# Entries taken from a collection
= = = =
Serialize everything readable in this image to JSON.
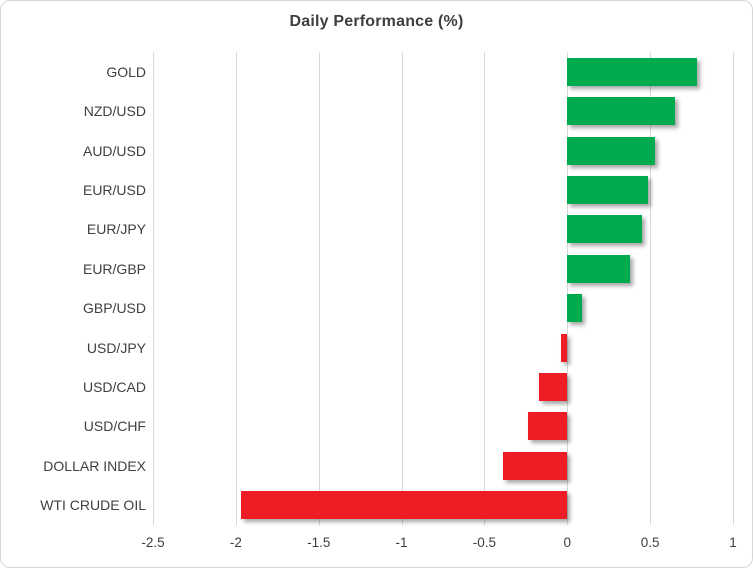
{
  "chart_data": {
    "type": "bar",
    "orientation": "horizontal",
    "title": "Daily Performance (%)",
    "xlabel": "",
    "ylabel": "",
    "categories": [
      "GOLD",
      "NZD/USD",
      "AUD/USD",
      "EUR/USD",
      "EUR/JPY",
      "EUR/GBP",
      "GBP/USD",
      "USD/JPY",
      "USD/CAD",
      "USD/CHF",
      "DOLLAR INDEX",
      "WTI CRUDE OIL"
    ],
    "values": [
      0.78,
      0.65,
      0.53,
      0.49,
      0.45,
      0.38,
      0.09,
      -0.04,
      -0.17,
      -0.24,
      -0.39,
      -1.97
    ],
    "xlim": [
      -2.5,
      1
    ],
    "xticks": [
      -2.5,
      -2,
      -1.5,
      -1,
      -0.5,
      0,
      0.5,
      1
    ],
    "xtick_labels": [
      "-2.5",
      "-2",
      "-1.5",
      "-1",
      "-0.5",
      "0",
      "0.5",
      "1"
    ],
    "grid": "vertical",
    "legend": "none",
    "positive_color": "#00ab4e",
    "negative_color": "#ee1c25"
  },
  "colors": {
    "gridline": "#d9d9d9",
    "border": "#d7d7d7",
    "title_text": "#3f3f3f",
    "label_text": "#404040",
    "background": "#ffffff"
  }
}
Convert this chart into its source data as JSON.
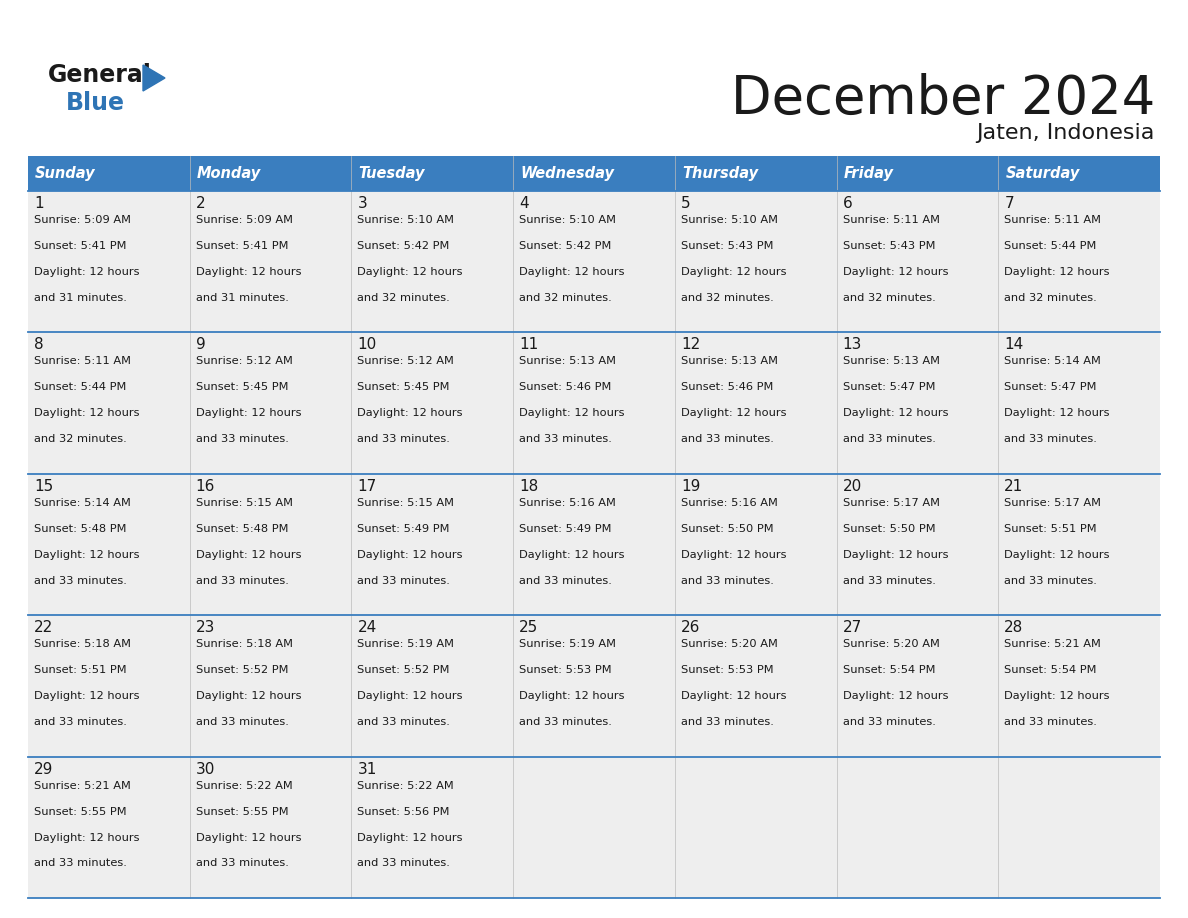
{
  "title": "December 2024",
  "subtitle": "Jaten, Indonesia",
  "header_color": "#3a7ebf",
  "header_text_color": "#ffffff",
  "cell_bg_color": "#eeeeee",
  "border_color": "#3a7ebf",
  "text_color": "#1a1a1a",
  "day_names": [
    "Sunday",
    "Monday",
    "Tuesday",
    "Wednesday",
    "Thursday",
    "Friday",
    "Saturday"
  ],
  "weeks": [
    [
      {
        "day": "1",
        "sunrise": "5:09 AM",
        "sunset": "5:41 PM",
        "daylight": "12 hours",
        "daylight2": "and 31 minutes."
      },
      {
        "day": "2",
        "sunrise": "5:09 AM",
        "sunset": "5:41 PM",
        "daylight": "12 hours",
        "daylight2": "and 31 minutes."
      },
      {
        "day": "3",
        "sunrise": "5:10 AM",
        "sunset": "5:42 PM",
        "daylight": "12 hours",
        "daylight2": "and 32 minutes."
      },
      {
        "day": "4",
        "sunrise": "5:10 AM",
        "sunset": "5:42 PM",
        "daylight": "12 hours",
        "daylight2": "and 32 minutes."
      },
      {
        "day": "5",
        "sunrise": "5:10 AM",
        "sunset": "5:43 PM",
        "daylight": "12 hours",
        "daylight2": "and 32 minutes."
      },
      {
        "day": "6",
        "sunrise": "5:11 AM",
        "sunset": "5:43 PM",
        "daylight": "12 hours",
        "daylight2": "and 32 minutes."
      },
      {
        "day": "7",
        "sunrise": "5:11 AM",
        "sunset": "5:44 PM",
        "daylight": "12 hours",
        "daylight2": "and 32 minutes."
      }
    ],
    [
      {
        "day": "8",
        "sunrise": "5:11 AM",
        "sunset": "5:44 PM",
        "daylight": "12 hours",
        "daylight2": "and 32 minutes."
      },
      {
        "day": "9",
        "sunrise": "5:12 AM",
        "sunset": "5:45 PM",
        "daylight": "12 hours",
        "daylight2": "and 33 minutes."
      },
      {
        "day": "10",
        "sunrise": "5:12 AM",
        "sunset": "5:45 PM",
        "daylight": "12 hours",
        "daylight2": "and 33 minutes."
      },
      {
        "day": "11",
        "sunrise": "5:13 AM",
        "sunset": "5:46 PM",
        "daylight": "12 hours",
        "daylight2": "and 33 minutes."
      },
      {
        "day": "12",
        "sunrise": "5:13 AM",
        "sunset": "5:46 PM",
        "daylight": "12 hours",
        "daylight2": "and 33 minutes."
      },
      {
        "day": "13",
        "sunrise": "5:13 AM",
        "sunset": "5:47 PM",
        "daylight": "12 hours",
        "daylight2": "and 33 minutes."
      },
      {
        "day": "14",
        "sunrise": "5:14 AM",
        "sunset": "5:47 PM",
        "daylight": "12 hours",
        "daylight2": "and 33 minutes."
      }
    ],
    [
      {
        "day": "15",
        "sunrise": "5:14 AM",
        "sunset": "5:48 PM",
        "daylight": "12 hours",
        "daylight2": "and 33 minutes."
      },
      {
        "day": "16",
        "sunrise": "5:15 AM",
        "sunset": "5:48 PM",
        "daylight": "12 hours",
        "daylight2": "and 33 minutes."
      },
      {
        "day": "17",
        "sunrise": "5:15 AM",
        "sunset": "5:49 PM",
        "daylight": "12 hours",
        "daylight2": "and 33 minutes."
      },
      {
        "day": "18",
        "sunrise": "5:16 AM",
        "sunset": "5:49 PM",
        "daylight": "12 hours",
        "daylight2": "and 33 minutes."
      },
      {
        "day": "19",
        "sunrise": "5:16 AM",
        "sunset": "5:50 PM",
        "daylight": "12 hours",
        "daylight2": "and 33 minutes."
      },
      {
        "day": "20",
        "sunrise": "5:17 AM",
        "sunset": "5:50 PM",
        "daylight": "12 hours",
        "daylight2": "and 33 minutes."
      },
      {
        "day": "21",
        "sunrise": "5:17 AM",
        "sunset": "5:51 PM",
        "daylight": "12 hours",
        "daylight2": "and 33 minutes."
      }
    ],
    [
      {
        "day": "22",
        "sunrise": "5:18 AM",
        "sunset": "5:51 PM",
        "daylight": "12 hours",
        "daylight2": "and 33 minutes."
      },
      {
        "day": "23",
        "sunrise": "5:18 AM",
        "sunset": "5:52 PM",
        "daylight": "12 hours",
        "daylight2": "and 33 minutes."
      },
      {
        "day": "24",
        "sunrise": "5:19 AM",
        "sunset": "5:52 PM",
        "daylight": "12 hours",
        "daylight2": "and 33 minutes."
      },
      {
        "day": "25",
        "sunrise": "5:19 AM",
        "sunset": "5:53 PM",
        "daylight": "12 hours",
        "daylight2": "and 33 minutes."
      },
      {
        "day": "26",
        "sunrise": "5:20 AM",
        "sunset": "5:53 PM",
        "daylight": "12 hours",
        "daylight2": "and 33 minutes."
      },
      {
        "day": "27",
        "sunrise": "5:20 AM",
        "sunset": "5:54 PM",
        "daylight": "12 hours",
        "daylight2": "and 33 minutes."
      },
      {
        "day": "28",
        "sunrise": "5:21 AM",
        "sunset": "5:54 PM",
        "daylight": "12 hours",
        "daylight2": "and 33 minutes."
      }
    ],
    [
      {
        "day": "29",
        "sunrise": "5:21 AM",
        "sunset": "5:55 PM",
        "daylight": "12 hours",
        "daylight2": "and 33 minutes."
      },
      {
        "day": "30",
        "sunrise": "5:22 AM",
        "sunset": "5:55 PM",
        "daylight": "12 hours",
        "daylight2": "and 33 minutes."
      },
      {
        "day": "31",
        "sunrise": "5:22 AM",
        "sunset": "5:56 PM",
        "daylight": "12 hours",
        "daylight2": "and 33 minutes."
      },
      null,
      null,
      null,
      null
    ]
  ],
  "logo_general_color": "#1a1a1a",
  "logo_blue_color": "#2e74b5"
}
= = = =
# What to do
Looking at the listing above, count the lines that contain "JSON" and give nothing but the number.

# Result of the task
2